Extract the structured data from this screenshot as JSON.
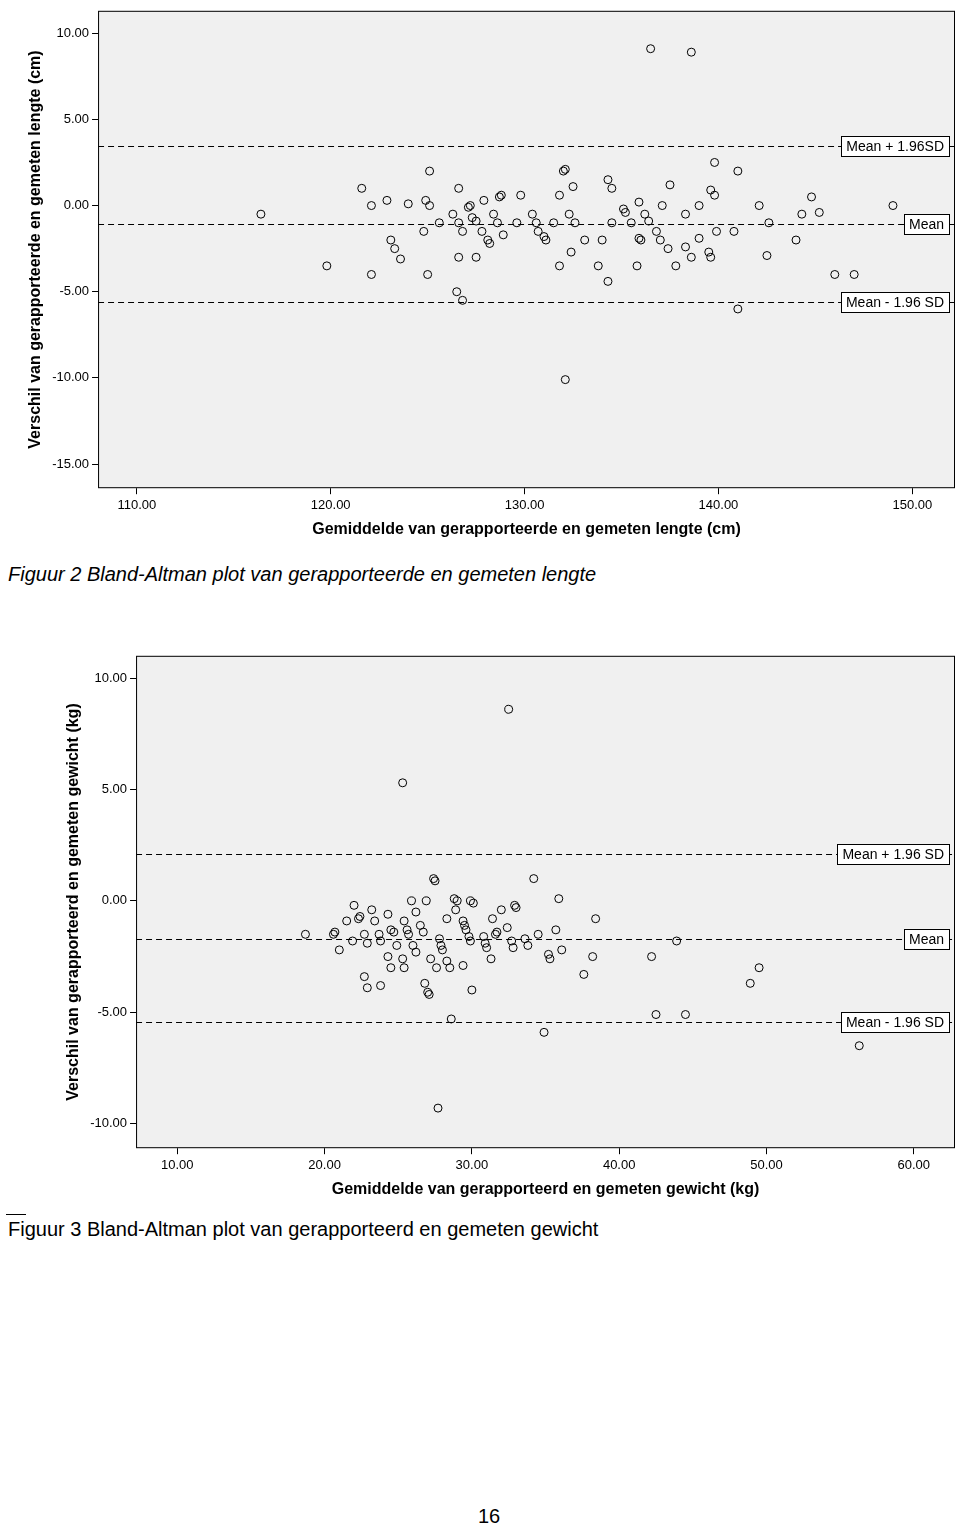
{
  "chart_data": [
    {
      "type": "scatter",
      "title": "Figuur 2 Bland-Altman plot van gerapporteerde en gemeten lengte",
      "x_label": "Gemiddelde van gerapporteerde en gemeten lengte (cm)",
      "y_label": "Verschil van gerapporteerde en gemeten lengte (cm)",
      "x": [
        116.4,
        119.8,
        121.6,
        122.1,
        122.1,
        122.9,
        123.1,
        123.3,
        123.6,
        124.0,
        124.8,
        124.9,
        125.1,
        125.1,
        125.0,
        125.6,
        126.3,
        126.6,
        126.6,
        126.6,
        126.8,
        126.5,
        126.8,
        127.1,
        127.2,
        127.3,
        127.5,
        127.5,
        127.8,
        127.9,
        128.1,
        128.2,
        128.4,
        128.6,
        128.7,
        128.8,
        128.9,
        129.6,
        129.8,
        130.4,
        130.6,
        130.7,
        131.0,
        131.1,
        131.5,
        131.8,
        131.8,
        132.0,
        132.1,
        132.1,
        132.3,
        132.4,
        132.5,
        132.6,
        133.1,
        133.8,
        134.0,
        134.3,
        134.3,
        134.5,
        134.5,
        135.1,
        135.2,
        135.5,
        135.8,
        135.9,
        135.9,
        136.0,
        136.2,
        136.4,
        136.5,
        136.8,
        137.0,
        137.1,
        137.4,
        137.5,
        137.8,
        138.3,
        138.3,
        138.6,
        138.6,
        139.0,
        139.0,
        139.5,
        139.6,
        139.6,
        139.8,
        139.8,
        139.9,
        140.8,
        141.0,
        141.0,
        142.1,
        142.5,
        142.6,
        144.0,
        144.3,
        144.8,
        145.2,
        146.0,
        147.0,
        149.0
      ],
      "y": [
        -0.5,
        -3.5,
        1.0,
        0.0,
        -4.0,
        0.3,
        -2.0,
        -2.5,
        -3.1,
        0.1,
        -1.5,
        0.3,
        0.0,
        2.0,
        -4.0,
        -1.0,
        -0.5,
        1.0,
        -1.0,
        -3.0,
        -1.5,
        -5.0,
        -5.5,
        -0.1,
        0.0,
        -0.7,
        -0.9,
        -3.0,
        -1.5,
        0.3,
        -2.0,
        -2.2,
        -0.5,
        -1.0,
        0.5,
        0.6,
        -1.7,
        -1.0,
        0.6,
        -0.5,
        -1.0,
        -1.5,
        -1.8,
        -2.0,
        -1.0,
        0.6,
        -3.5,
        2.0,
        2.1,
        -10.1,
        -0.5,
        -2.7,
        1.1,
        -1.0,
        -2.0,
        -3.5,
        -2.0,
        1.5,
        -4.4,
        -1.0,
        1.0,
        -0.2,
        -0.4,
        -1.0,
        -3.5,
        0.2,
        -1.9,
        -2.0,
        -0.5,
        -0.9,
        9.1,
        -1.5,
        -2.0,
        0.0,
        -2.5,
        1.2,
        -3.5,
        -0.5,
        -2.4,
        -3.0,
        8.9,
        0.0,
        -1.9,
        -2.7,
        -3.0,
        0.9,
        0.6,
        2.5,
        -1.5,
        -1.5,
        2.0,
        -6.0,
        0.0,
        -2.9,
        -1.0,
        -2.0,
        -0.5,
        0.5,
        -0.4,
        -4.0,
        -4.0,
        0.0
      ],
      "xlim": [
        108.0,
        152.2
      ],
      "ylim": [
        -16.4,
        11.3
      ],
      "xticks": [
        {
          "value": 110,
          "label": "110.00"
        },
        {
          "value": 120,
          "label": "120.00"
        },
        {
          "value": 130,
          "label": "130.00"
        },
        {
          "value": 140,
          "label": "140.00"
        },
        {
          "value": 150,
          "label": "150.00"
        }
      ],
      "yticks": [
        {
          "value": -15,
          "label": "-15.00"
        },
        {
          "value": -10,
          "label": "-10.00"
        },
        {
          "value": -5,
          "label": "-5.00"
        },
        {
          "value": 0,
          "label": "0.00"
        },
        {
          "value": 5,
          "label": "5.00"
        },
        {
          "value": 10,
          "label": "10.00"
        }
      ],
      "reference_lines": [
        {
          "value": 3.46,
          "label": "Mean + 1.96SD"
        },
        {
          "value": -1.07,
          "label": "Mean"
        },
        {
          "value": -5.6,
          "label": "Mean - 1.96 SD"
        }
      ],
      "line_style": "dashed",
      "marker": "circle",
      "color": "#000000",
      "grid": false
    },
    {
      "type": "scatter",
      "title": "Figuur 3 Bland-Altman plot van gerapporteerd en gemeten gewicht",
      "x_label": "Gemiddelde van gerapporteerd en gemeten gewicht (kg)",
      "y_label": "Verschil van gerapporteerd en gemeten gewicht (kg)",
      "x": [
        18.7,
        20.6,
        20.7,
        21.0,
        21.5,
        21.9,
        22.0,
        22.3,
        22.4,
        22.7,
        22.7,
        22.9,
        22.9,
        23.2,
        23.4,
        23.7,
        23.8,
        23.8,
        24.3,
        24.3,
        24.5,
        24.5,
        24.7,
        24.9,
        25.3,
        25.3,
        25.4,
        25.4,
        25.6,
        25.7,
        25.9,
        26.0,
        26.2,
        26.2,
        26.5,
        26.7,
        26.8,
        26.9,
        27.0,
        27.1,
        27.2,
        27.4,
        27.5,
        27.6,
        27.7,
        27.8,
        27.9,
        28.0,
        28.3,
        28.3,
        28.5,
        28.6,
        28.8,
        28.9,
        29.0,
        29.4,
        29.4,
        29.5,
        29.6,
        29.8,
        29.9,
        29.9,
        30.0,
        30.1,
        30.8,
        30.9,
        31.0,
        31.3,
        31.4,
        31.6,
        31.7,
        32.0,
        32.4,
        32.5,
        32.7,
        32.8,
        32.9,
        33.0,
        33.6,
        33.8,
        34.2,
        34.5,
        34.9,
        35.2,
        35.3,
        35.7,
        35.9,
        36.1,
        37.6,
        38.2,
        38.4,
        42.2,
        42.5,
        43.9,
        44.5,
        48.9,
        49.5,
        56.3
      ],
      "y": [
        -1.5,
        -1.5,
        -1.4,
        -2.2,
        -0.9,
        -1.8,
        -0.2,
        -0.8,
        -0.7,
        -3.4,
        -1.5,
        -1.9,
        -3.9,
        -0.4,
        -0.9,
        -1.5,
        -3.8,
        -1.8,
        -0.6,
        -2.5,
        -3.0,
        -1.3,
        -1.4,
        -2.0,
        5.3,
        -2.6,
        -0.9,
        -3.0,
        -1.3,
        -1.5,
        0.0,
        -2.0,
        -2.3,
        -0.5,
        -1.1,
        -1.4,
        -3.7,
        0.0,
        -4.1,
        -4.2,
        -2.6,
        1.0,
        0.9,
        -3.0,
        -9.3,
        -1.7,
        -2.0,
        -2.2,
        -0.8,
        -2.7,
        -3.0,
        -5.3,
        0.1,
        -0.4,
        0.0,
        -2.9,
        -0.9,
        -1.1,
        -1.3,
        -1.6,
        -1.8,
        0.0,
        -4.0,
        -0.1,
        -1.6,
        -1.9,
        -2.1,
        -2.6,
        -0.8,
        -1.5,
        -1.4,
        -0.4,
        -1.2,
        8.6,
        -1.8,
        -2.1,
        -0.2,
        -0.3,
        -1.7,
        -2.0,
        1.0,
        -1.5,
        -5.9,
        -2.4,
        -2.6,
        -1.3,
        0.1,
        -2.2,
        -3.3,
        -2.5,
        -0.8,
        -2.5,
        -5.1,
        -1.8,
        -5.1,
        -3.7,
        -3.0,
        -6.5
      ],
      "xlim": [
        7.2,
        62.8
      ],
      "ylim": [
        -11.1,
        11.0
      ],
      "xticks": [
        {
          "value": 10,
          "label": "10.00"
        },
        {
          "value": 20,
          "label": "20.00"
        },
        {
          "value": 30,
          "label": "30.00"
        },
        {
          "value": 40,
          "label": "40.00"
        },
        {
          "value": 50,
          "label": "50.00"
        },
        {
          "value": 60,
          "label": "60.00"
        }
      ],
      "yticks": [
        {
          "value": -10,
          "label": "-10.00"
        },
        {
          "value": -5,
          "label": "-5.00"
        },
        {
          "value": 0,
          "label": "0.00"
        },
        {
          "value": 5,
          "label": "5.00"
        },
        {
          "value": 10,
          "label": "10.00"
        }
      ],
      "reference_lines": [
        {
          "value": 2.1,
          "label": "Mean + 1.96 SD"
        },
        {
          "value": -1.7,
          "label": "Mean"
        },
        {
          "value": -5.45,
          "label": "Mean - 1.96 SD"
        }
      ],
      "line_style": "dashed",
      "marker": "circle",
      "color": "#000000",
      "grid": false
    }
  ],
  "page_number": 16
}
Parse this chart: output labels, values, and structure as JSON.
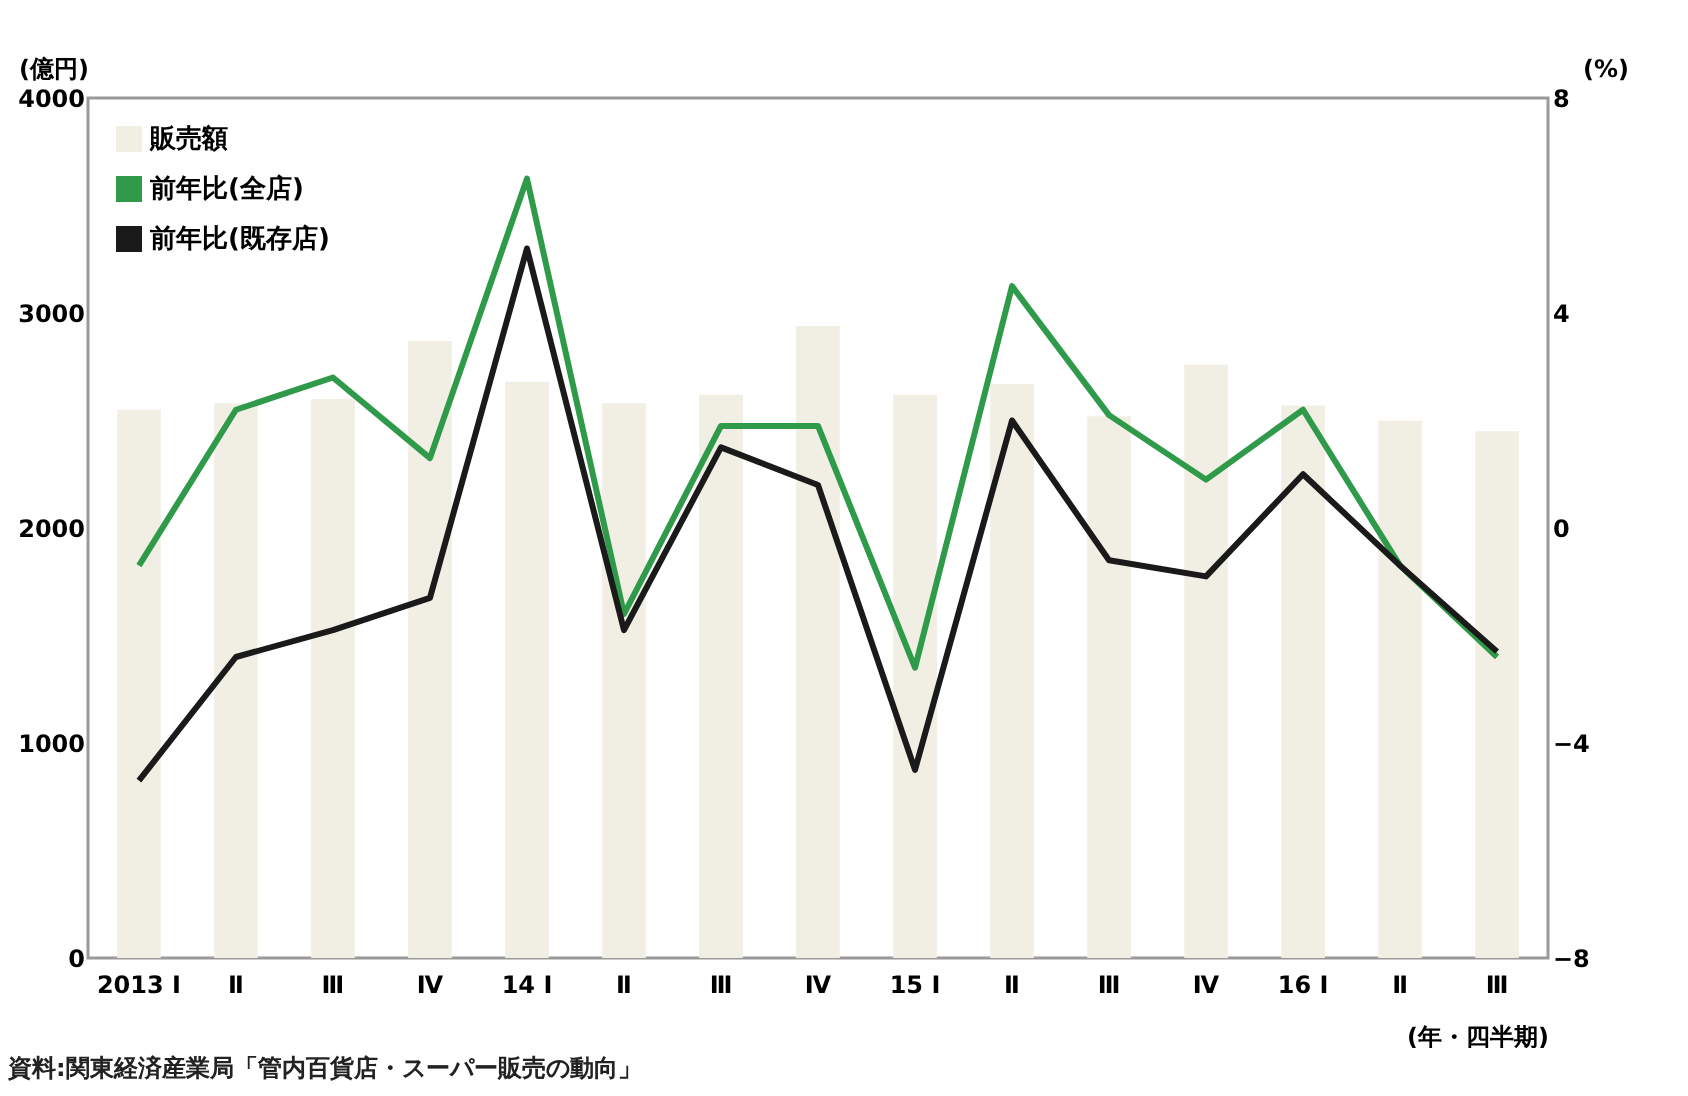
{
  "chart_data": {
    "type": "bar",
    "categories": [
      "2013 Ⅰ",
      "Ⅱ",
      "Ⅲ",
      "Ⅳ",
      "14 Ⅰ",
      "Ⅱ",
      "Ⅲ",
      "Ⅳ",
      "15 Ⅰ",
      "Ⅱ",
      "Ⅲ",
      "Ⅳ",
      "16 Ⅰ",
      "Ⅱ",
      "Ⅲ"
    ],
    "series": [
      {
        "name": "販売額",
        "color": "#f1efe3",
        "values": [
          2550,
          2580,
          2600,
          2870,
          2680,
          2580,
          2620,
          2940,
          2620,
          2670,
          2520,
          2760,
          2570,
          2500,
          2450
        ]
      },
      {
        "name": "前年比(全店)",
        "type": "line",
        "axis": "y2",
        "color": "#2e9a4a",
        "values": [
          -0.7,
          2.2,
          2.8,
          1.3,
          6.5,
          -1.6,
          1.9,
          1.9,
          -2.6,
          4.5,
          2.1,
          0.9,
          2.2,
          -0.7,
          -2.4
        ]
      },
      {
        "name": "前年比(既存店)",
        "type": "line",
        "axis": "y2",
        "color": "#1a1a1a",
        "values": [
          -4.7,
          -2.4,
          -1.9,
          -1.3,
          5.2,
          -1.9,
          1.5,
          0.8,
          -4.5,
          2.0,
          -0.6,
          -0.9,
          1.0,
          -0.7,
          -2.3
        ]
      }
    ],
    "ylabel": "(億円)",
    "y2label": "(%)",
    "xlabel": "(年・四半期)",
    "ylim": [
      0,
      4000
    ],
    "yticks": [
      0,
      1000,
      2000,
      3000,
      4000
    ],
    "y2lim": [
      -8,
      8
    ],
    "y2ticks": [
      -8,
      -4,
      0,
      4,
      8
    ],
    "legend": "top left",
    "grid": false,
    "annotations": [
      "資料:関東経済産業局「管内百貨店・スーパー販売の動向」"
    ]
  }
}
○ ○ ○ ○
Copy each line holding the word "lengte" from the listing above.

      "title": "Figuur 2 Bland-Altman plot van gerapporteerde en gemeten lengte",
      "x_label": "Gemiddelde van gerapporteerde en gemeten lengte (cm)",
      "y_label": "Verschil van gerapporteerde en gemeten lengte (cm)",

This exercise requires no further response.